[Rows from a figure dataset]

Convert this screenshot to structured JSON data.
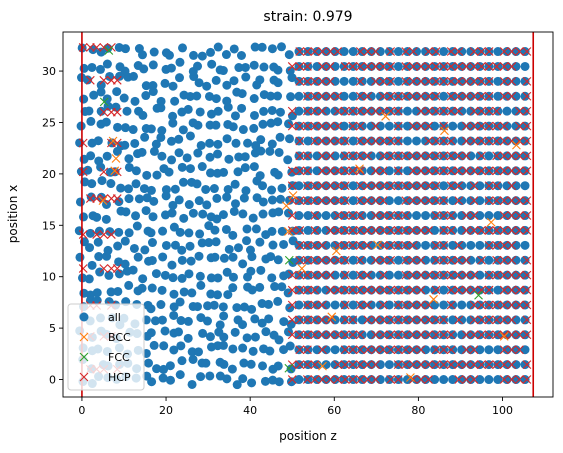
{
  "chart_data": {
    "type": "scatter",
    "title": "strain: 0.979",
    "xlabel": "position z",
    "ylabel": "position x",
    "xlim": [
      -4.5,
      112
    ],
    "ylim": [
      -1.7,
      33.8
    ],
    "xticks": [
      0,
      20,
      40,
      60,
      80,
      100
    ],
    "yticks": [
      0,
      5,
      10,
      15,
      20,
      25,
      30
    ],
    "grid": false,
    "legend_position": "lower-left",
    "vertical_lines": [
      {
        "x": 0,
        "color": "#cc0000"
      },
      {
        "x": 107.3,
        "color": "#cc0000"
      }
    ],
    "series": [
      {
        "name": "all",
        "marker": "filled-circle",
        "color": "#1f77b4",
        "regions": [
          {
            "x_range": [
              0,
              107.3
            ],
            "y_range": [
              0,
              32.3
            ]
          }
        ]
      },
      {
        "name": "BCC",
        "marker": "x",
        "color": "#ff7f0e",
        "points": [
          [
            5,
            17.4
          ],
          [
            7.4,
            23.2
          ],
          [
            7.8,
            20.3
          ],
          [
            8.1,
            21.5
          ],
          [
            48.6,
            16.9
          ],
          [
            49.1,
            14.4
          ],
          [
            50.2,
            17.9
          ],
          [
            52.3,
            10.8
          ],
          [
            57.2,
            1.3
          ],
          [
            59.4,
            6.1
          ],
          [
            60.5,
            12.5
          ],
          [
            66,
            20.5
          ],
          [
            70.3,
            13.1
          ],
          [
            72.2,
            25.6
          ],
          [
            78.1,
            0.2
          ],
          [
            83.6,
            7.8
          ],
          [
            86.2,
            24.2
          ],
          [
            97.3,
            15.3
          ],
          [
            100.4,
            4.2
          ],
          [
            103.3,
            22.8
          ]
        ]
      },
      {
        "name": "FCC",
        "marker": "x",
        "color": "#2ca02c",
        "points": [
          [
            5.3,
            27.0
          ],
          [
            6.4,
            32.0
          ],
          [
            49.3,
            11.6
          ],
          [
            49.2,
            1.1
          ],
          [
            94.3,
            8.2
          ]
        ]
      },
      {
        "name": "HCP",
        "marker": "x",
        "color": "#d62728",
        "side_columns": [
          0.3,
          2.0,
          3.5,
          5.2,
          7.0,
          8.4
        ],
        "side_values": [
          1.0,
          4.2,
          7.2,
          10.8,
          14.1,
          17.6,
          20.2,
          23.0,
          26.0,
          29.1,
          32.3
        ],
        "regions": [
          {
            "x_range": [
              50,
              107.3
            ],
            "y_range": [
              0,
              32.3
            ]
          }
        ]
      }
    ]
  }
}
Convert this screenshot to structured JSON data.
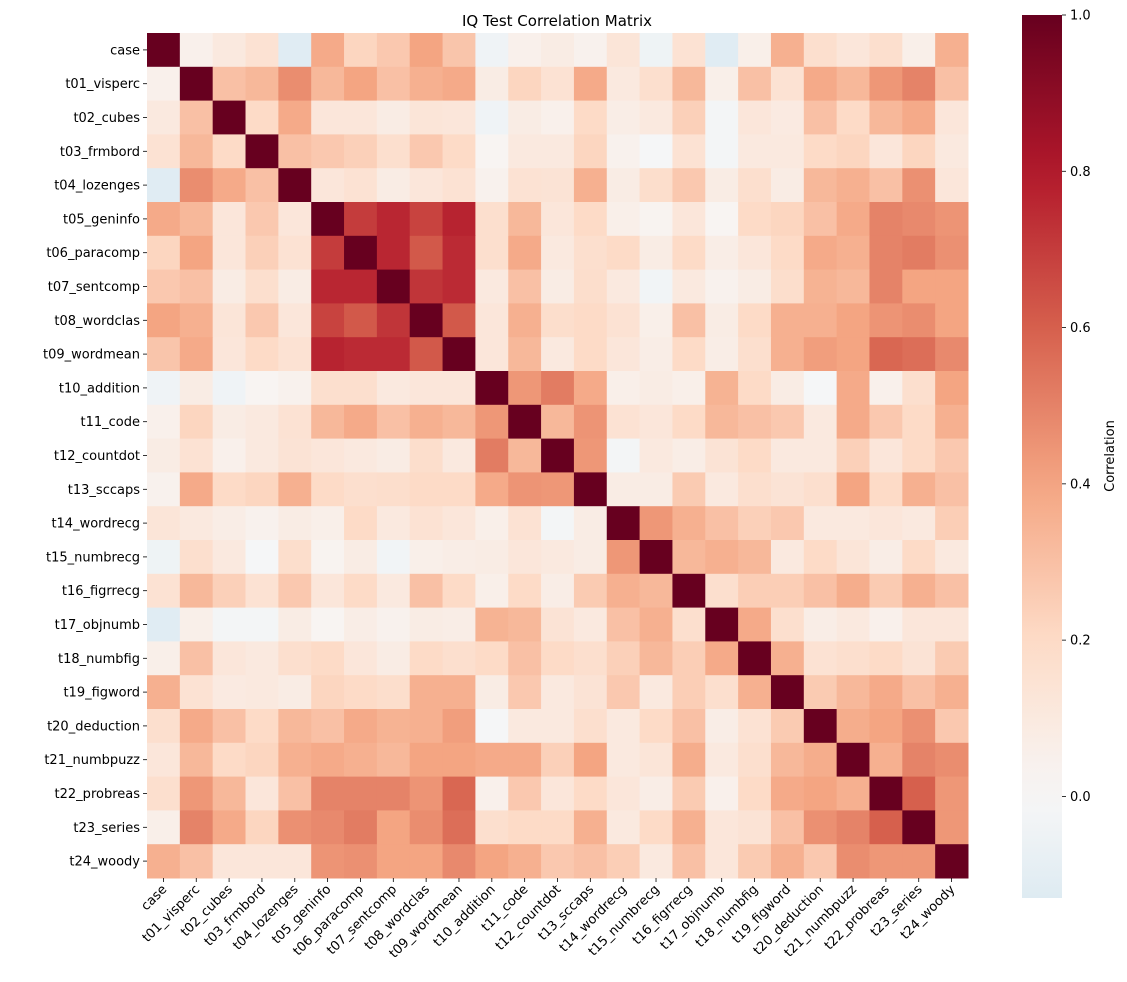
{
  "chart_data": {
    "type": "heatmap",
    "title": "IQ Test Correlation Matrix",
    "labels": [
      "case",
      "t01_visperc",
      "t02_cubes",
      "t03_frmbord",
      "t04_lozenges",
      "t05_geninfo",
      "t06_paracomp",
      "t07_sentcomp",
      "t08_wordclas",
      "t09_wordmean",
      "t10_addition",
      "t11_code",
      "t12_countdot",
      "t13_sccaps",
      "t14_wordrecg",
      "t15_numbrecg",
      "t16_figrrecg",
      "t17_objnumb",
      "t18_numbfig",
      "t19_figword",
      "t20_deduction",
      "t21_numbpuzz",
      "t22_probreas",
      "t23_series",
      "t24_woody"
    ],
    "colorbar": {
      "label": "Correlation",
      "range": [
        -0.13,
        1.0
      ],
      "center": 0,
      "ticks": [
        0.0,
        0.2,
        0.4,
        0.6,
        0.8,
        1.0
      ],
      "tick_labels": [
        "0.0",
        "0.2",
        "0.4",
        "0.6",
        "0.8",
        "1.0"
      ],
      "colormap": "RdBu_r"
    },
    "values": [
      [
        1,
        0.05,
        0.1,
        0.15,
        -0.12,
        0.38,
        0.22,
        0.27,
        0.4,
        0.28,
        -0.04,
        0.05,
        0.08,
        0.04,
        0.13,
        -0.05,
        0.15,
        -0.12,
        0.06,
        0.36,
        0.17,
        0.12,
        0.17,
        0.06,
        0.36
      ],
      [
        0.05,
        1,
        0.3,
        0.33,
        0.47,
        0.33,
        0.4,
        0.3,
        0.36,
        0.38,
        0.08,
        0.22,
        0.15,
        0.38,
        0.1,
        0.17,
        0.33,
        0.06,
        0.3,
        0.15,
        0.38,
        0.33,
        0.44,
        0.5,
        0.3
      ],
      [
        0.1,
        0.3,
        1,
        0.2,
        0.38,
        0.12,
        0.12,
        0.08,
        0.13,
        0.12,
        -0.04,
        0.08,
        0.05,
        0.2,
        0.07,
        0.1,
        0.24,
        -0.02,
        0.12,
        0.09,
        0.3,
        0.2,
        0.33,
        0.38,
        0.12
      ],
      [
        0.15,
        0.33,
        0.2,
        1,
        0.3,
        0.27,
        0.24,
        0.17,
        0.27,
        0.2,
        0.02,
        0.1,
        0.1,
        0.22,
        0.04,
        -0.01,
        0.15,
        -0.02,
        0.1,
        0.1,
        0.2,
        0.22,
        0.12,
        0.22,
        0.1
      ],
      [
        -0.12,
        0.47,
        0.38,
        0.3,
        1,
        0.12,
        0.15,
        0.08,
        0.12,
        0.15,
        0.04,
        0.15,
        0.14,
        0.36,
        0.08,
        0.18,
        0.27,
        0.08,
        0.17,
        0.08,
        0.33,
        0.36,
        0.3,
        0.46,
        0.12
      ],
      [
        0.38,
        0.33,
        0.12,
        0.27,
        0.12,
        1,
        0.7,
        0.76,
        0.68,
        0.77,
        0.17,
        0.33,
        0.12,
        0.2,
        0.06,
        0.03,
        0.12,
        0.02,
        0.2,
        0.22,
        0.3,
        0.38,
        0.5,
        0.48,
        0.45
      ],
      [
        0.22,
        0.4,
        0.12,
        0.24,
        0.15,
        0.7,
        1,
        0.76,
        0.62,
        0.75,
        0.17,
        0.38,
        0.1,
        0.17,
        0.2,
        0.08,
        0.2,
        0.07,
        0.12,
        0.2,
        0.38,
        0.36,
        0.5,
        0.52,
        0.46
      ],
      [
        0.27,
        0.3,
        0.08,
        0.17,
        0.08,
        0.76,
        0.76,
        1,
        0.72,
        0.75,
        0.1,
        0.3,
        0.08,
        0.18,
        0.1,
        -0.03,
        0.1,
        0.04,
        0.08,
        0.18,
        0.35,
        0.33,
        0.5,
        0.4,
        0.4
      ],
      [
        0.4,
        0.36,
        0.13,
        0.27,
        0.12,
        0.68,
        0.62,
        0.72,
        1,
        0.62,
        0.12,
        0.36,
        0.18,
        0.2,
        0.15,
        0.06,
        0.3,
        0.08,
        0.2,
        0.36,
        0.36,
        0.4,
        0.45,
        0.47,
        0.4
      ],
      [
        0.28,
        0.38,
        0.12,
        0.2,
        0.15,
        0.77,
        0.75,
        0.75,
        0.62,
        1,
        0.12,
        0.33,
        0.1,
        0.2,
        0.12,
        0.07,
        0.2,
        0.07,
        0.17,
        0.36,
        0.42,
        0.4,
        0.58,
        0.56,
        0.48
      ],
      [
        -0.04,
        0.08,
        -0.04,
        0.02,
        0.04,
        0.17,
        0.17,
        0.1,
        0.12,
        0.12,
        1,
        0.44,
        0.52,
        0.38,
        0.06,
        0.08,
        0.06,
        0.35,
        0.2,
        0.08,
        -0.01,
        0.38,
        0.05,
        0.17,
        0.4
      ],
      [
        0.05,
        0.22,
        0.08,
        0.1,
        0.15,
        0.33,
        0.38,
        0.3,
        0.36,
        0.33,
        0.44,
        1,
        0.33,
        0.45,
        0.15,
        0.12,
        0.2,
        0.33,
        0.3,
        0.27,
        0.1,
        0.38,
        0.27,
        0.2,
        0.36
      ],
      [
        0.08,
        0.15,
        0.05,
        0.1,
        0.14,
        0.12,
        0.1,
        0.08,
        0.18,
        0.1,
        0.52,
        0.33,
        1,
        0.44,
        -0.02,
        0.1,
        0.07,
        0.14,
        0.2,
        0.1,
        0.1,
        0.24,
        0.12,
        0.2,
        0.27
      ],
      [
        0.04,
        0.38,
        0.2,
        0.22,
        0.36,
        0.2,
        0.17,
        0.18,
        0.2,
        0.2,
        0.38,
        0.45,
        0.44,
        1,
        0.08,
        0.08,
        0.26,
        0.1,
        0.17,
        0.14,
        0.17,
        0.4,
        0.2,
        0.36,
        0.3
      ],
      [
        0.13,
        0.1,
        0.07,
        0.04,
        0.08,
        0.06,
        0.2,
        0.1,
        0.15,
        0.12,
        0.06,
        0.15,
        -0.02,
        0.08,
        1,
        0.44,
        0.36,
        0.3,
        0.24,
        0.27,
        0.1,
        0.1,
        0.12,
        0.1,
        0.25
      ],
      [
        -0.05,
        0.17,
        0.1,
        -0.01,
        0.18,
        0.03,
        0.08,
        -0.03,
        0.06,
        0.07,
        0.08,
        0.12,
        0.1,
        0.08,
        0.44,
        1,
        0.33,
        0.36,
        0.33,
        0.1,
        0.2,
        0.13,
        0.07,
        0.2,
        0.1
      ],
      [
        0.15,
        0.33,
        0.24,
        0.15,
        0.27,
        0.12,
        0.2,
        0.1,
        0.3,
        0.2,
        0.06,
        0.2,
        0.07,
        0.26,
        0.36,
        0.33,
        1,
        0.17,
        0.25,
        0.25,
        0.3,
        0.37,
        0.26,
        0.36,
        0.3
      ],
      [
        -0.12,
        0.06,
        -0.02,
        -0.02,
        0.08,
        0.02,
        0.07,
        0.04,
        0.08,
        0.07,
        0.35,
        0.33,
        0.14,
        0.1,
        0.3,
        0.36,
        0.17,
        1,
        0.38,
        0.17,
        0.07,
        0.1,
        0.05,
        0.12,
        0.12
      ],
      [
        0.06,
        0.3,
        0.12,
        0.1,
        0.17,
        0.2,
        0.12,
        0.08,
        0.2,
        0.17,
        0.2,
        0.3,
        0.2,
        0.17,
        0.24,
        0.33,
        0.25,
        0.38,
        1,
        0.36,
        0.15,
        0.17,
        0.2,
        0.14,
        0.26
      ],
      [
        0.36,
        0.15,
        0.09,
        0.1,
        0.08,
        0.22,
        0.2,
        0.18,
        0.36,
        0.36,
        0.08,
        0.27,
        0.1,
        0.14,
        0.27,
        0.1,
        0.25,
        0.17,
        0.36,
        1,
        0.26,
        0.33,
        0.38,
        0.3,
        0.36
      ],
      [
        0.17,
        0.38,
        0.3,
        0.2,
        0.33,
        0.3,
        0.38,
        0.35,
        0.36,
        0.42,
        -0.01,
        0.1,
        0.1,
        0.17,
        0.1,
        0.2,
        0.3,
        0.07,
        0.15,
        0.26,
        1,
        0.37,
        0.4,
        0.46,
        0.27
      ],
      [
        0.12,
        0.33,
        0.2,
        0.22,
        0.36,
        0.38,
        0.36,
        0.33,
        0.4,
        0.4,
        0.38,
        0.38,
        0.24,
        0.4,
        0.1,
        0.13,
        0.37,
        0.1,
        0.17,
        0.33,
        0.37,
        1,
        0.36,
        0.5,
        0.47
      ],
      [
        0.17,
        0.44,
        0.33,
        0.12,
        0.3,
        0.5,
        0.5,
        0.5,
        0.45,
        0.58,
        0.05,
        0.27,
        0.12,
        0.2,
        0.12,
        0.07,
        0.26,
        0.05,
        0.2,
        0.38,
        0.4,
        0.36,
        1,
        0.6,
        0.44
      ],
      [
        0.06,
        0.5,
        0.38,
        0.22,
        0.46,
        0.48,
        0.52,
        0.4,
        0.47,
        0.56,
        0.17,
        0.2,
        0.2,
        0.36,
        0.1,
        0.2,
        0.36,
        0.12,
        0.14,
        0.3,
        0.46,
        0.5,
        0.6,
        1,
        0.44
      ],
      [
        0.36,
        0.3,
        0.12,
        0.12,
        0.12,
        0.45,
        0.46,
        0.4,
        0.4,
        0.48,
        0.4,
        0.36,
        0.27,
        0.3,
        0.25,
        0.1,
        0.3,
        0.12,
        0.26,
        0.36,
        0.27,
        0.47,
        0.44,
        0.44,
        1
      ]
    ]
  }
}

## Task instructions
Pull out every line of the records above that contains the word "title".

## Response to this task
    "title": "strain: 0.979",
    "title": "IQ Test Correlation Matrix",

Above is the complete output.